* **DO THIS**
Quote every line below exactly and skip any picture.

* **RAW DATA**
####
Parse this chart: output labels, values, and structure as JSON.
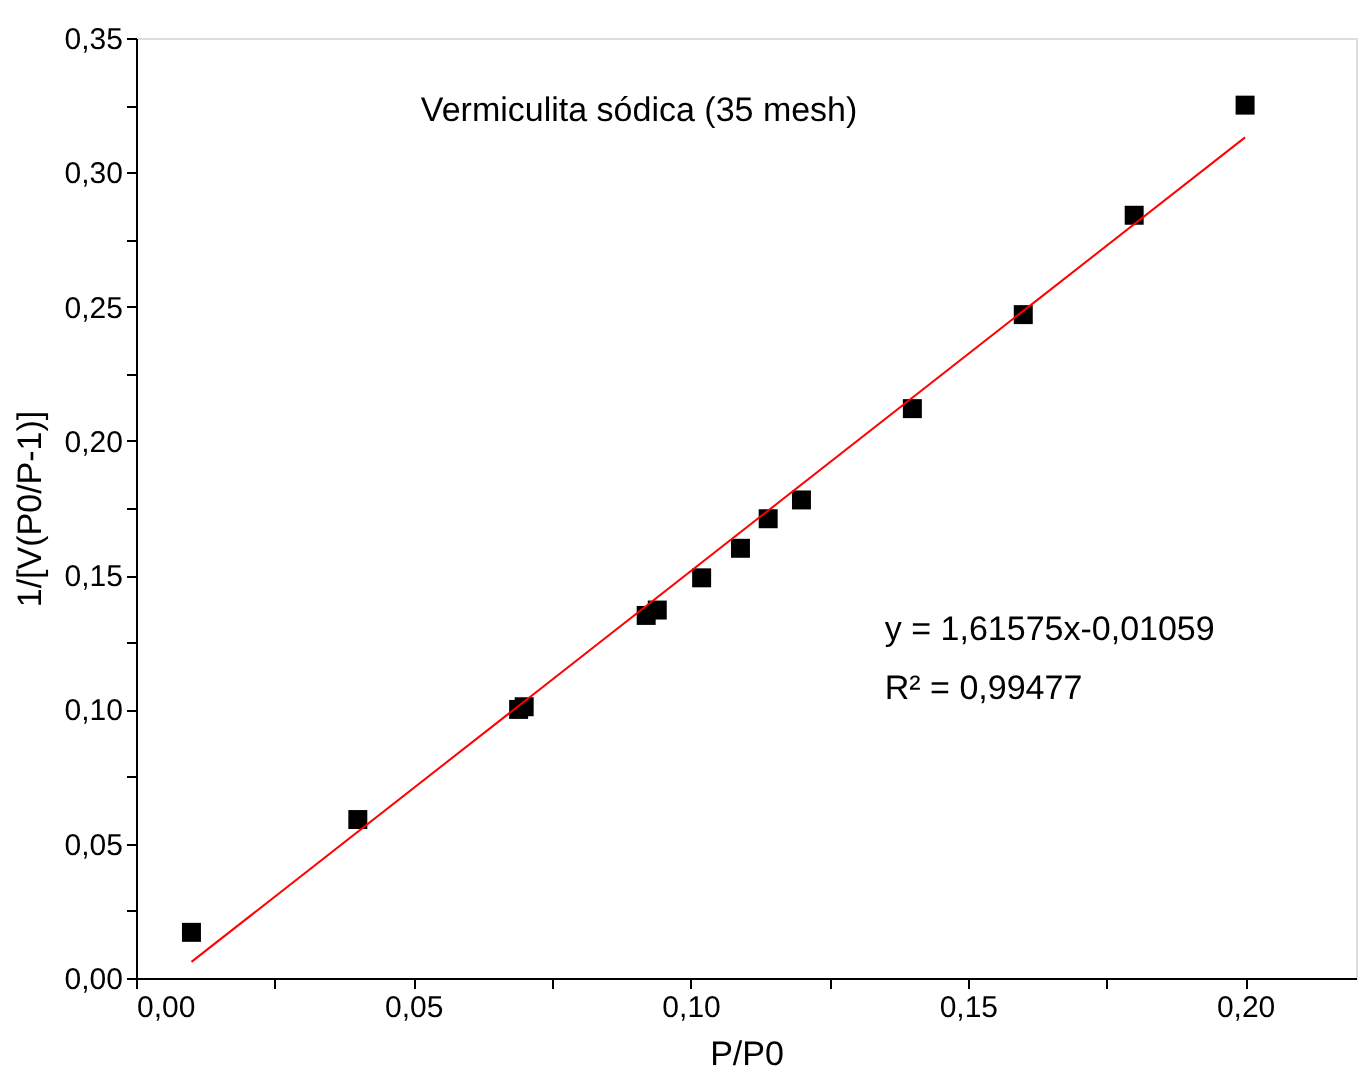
{
  "chart_data": {
    "type": "scatter",
    "xlabel": "P/P0",
    "ylabel": "1/[V(P0/P-1)]",
    "annotations": [
      "Vermiculita sódica (35 mesh)",
      "y = 1,61575x-0,01059",
      "R² = 0,99477"
    ],
    "x": [
      0.01,
      0.04,
      0.069,
      0.07,
      0.092,
      0.094,
      0.102,
      0.109,
      0.114,
      0.12,
      0.14,
      0.16,
      0.18,
      0.2
    ],
    "series": [
      {
        "color": "#000000",
        "marker": "square",
        "values": [
          0.017,
          0.059,
          0.1,
          0.101,
          0.135,
          0.137,
          0.149,
          0.16,
          0.171,
          0.178,
          0.212,
          0.247,
          0.284,
          0.325
        ]
      },
      {
        "type": "line",
        "color": "#ff0000",
        "marker": "none",
        "line_style": "solid",
        "x": [
          0.01,
          0.2
        ],
        "values": [
          0.006,
          0.313
        ]
      }
    ],
    "xlim": [
      0,
      0.22
    ],
    "ylim": [
      0,
      0.35
    ],
    "xticks": [
      {
        "value": 0,
        "label": "0,00"
      },
      {
        "value": 0.025,
        "label": null
      },
      {
        "value": 0.05,
        "label": "0,05"
      },
      {
        "value": 0.075,
        "label": null
      },
      {
        "value": 0.1,
        "label": "0,10"
      },
      {
        "value": 0.125,
        "label": null
      },
      {
        "value": 0.15,
        "label": "0,15"
      },
      {
        "value": 0.175,
        "label": null
      },
      {
        "value": 0.2,
        "label": "0,20"
      }
    ],
    "yticks": [
      {
        "value": 0,
        "label": "0,00"
      },
      {
        "value": 0.025,
        "label": null
      },
      {
        "value": 0.05,
        "label": "0,05"
      },
      {
        "value": 0.075,
        "label": null
      },
      {
        "value": 0.1,
        "label": "0,10"
      },
      {
        "value": 0.125,
        "label": null
      },
      {
        "value": 0.15,
        "label": "0,15"
      },
      {
        "value": 0.175,
        "label": null
      },
      {
        "value": 0.2,
        "label": "0,20"
      },
      {
        "value": 0.225,
        "label": null
      },
      {
        "value": 0.25,
        "label": "0,25"
      },
      {
        "value": 0.275,
        "label": null
      },
      {
        "value": 0.3,
        "label": "0,30"
      },
      {
        "value": 0.325,
        "label": null
      },
      {
        "value": 0.35,
        "label": "0,35"
      }
    ],
    "grid": false
  }
}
####
* **EXERCISE ANSWER**
Parse this chart: output labels, values, and structure as JSON.
{
  "chart_data": {
    "type": "scatter",
    "xlabel": "P/P0",
    "ylabel": "1/[V(P0/P-1)]",
    "annotations": [
      "Vermiculita sódica (35 mesh)",
      "y = 1,61575x-0,01059",
      "R² = 0,99477"
    ],
    "x": [
      0.01,
      0.04,
      0.069,
      0.07,
      0.092,
      0.094,
      0.102,
      0.109,
      0.114,
      0.12,
      0.14,
      0.16,
      0.18,
      0.2
    ],
    "series": [
      {
        "color": "#000000",
        "marker": "square",
        "values": [
          0.017,
          0.059,
          0.1,
          0.101,
          0.135,
          0.137,
          0.149,
          0.16,
          0.171,
          0.178,
          0.212,
          0.247,
          0.284,
          0.325
        ]
      },
      {
        "type": "line",
        "color": "#ff0000",
        "marker": "none",
        "line_style": "solid",
        "x": [
          0.01,
          0.2
        ],
        "values": [
          0.006,
          0.313
        ]
      }
    ],
    "xlim": [
      0,
      0.22
    ],
    "ylim": [
      0,
      0.35
    ],
    "xticks": [
      {
        "value": 0,
        "label": "0,00"
      },
      {
        "value": 0.025,
        "label": null
      },
      {
        "value": 0.05,
        "label": "0,05"
      },
      {
        "value": 0.075,
        "label": null
      },
      {
        "value": 0.1,
        "label": "0,10"
      },
      {
        "value": 0.125,
        "label": null
      },
      {
        "value": 0.15,
        "label": "0,15"
      },
      {
        "value": 0.175,
        "label": null
      },
      {
        "value": 0.2,
        "label": "0,20"
      }
    ],
    "yticks": [
      {
        "value": 0,
        "label": "0,00"
      },
      {
        "value": 0.025,
        "label": null
      },
      {
        "value": 0.05,
        "label": "0,05"
      },
      {
        "value": 0.075,
        "label": null
      },
      {
        "value": 0.1,
        "label": "0,10"
      },
      {
        "value": 0.125,
        "label": null
      },
      {
        "value": 0.15,
        "label": "0,15"
      },
      {
        "value": 0.175,
        "label": null
      },
      {
        "value": 0.2,
        "label": "0,20"
      },
      {
        "value": 0.225,
        "label": null
      },
      {
        "value": 0.25,
        "label": "0,25"
      },
      {
        "value": 0.275,
        "label": null
      },
      {
        "value": 0.3,
        "label": "0,30"
      },
      {
        "value": 0.325,
        "label": null
      },
      {
        "value": 0.35,
        "label": "0,35"
      }
    ],
    "grid": false
  }
}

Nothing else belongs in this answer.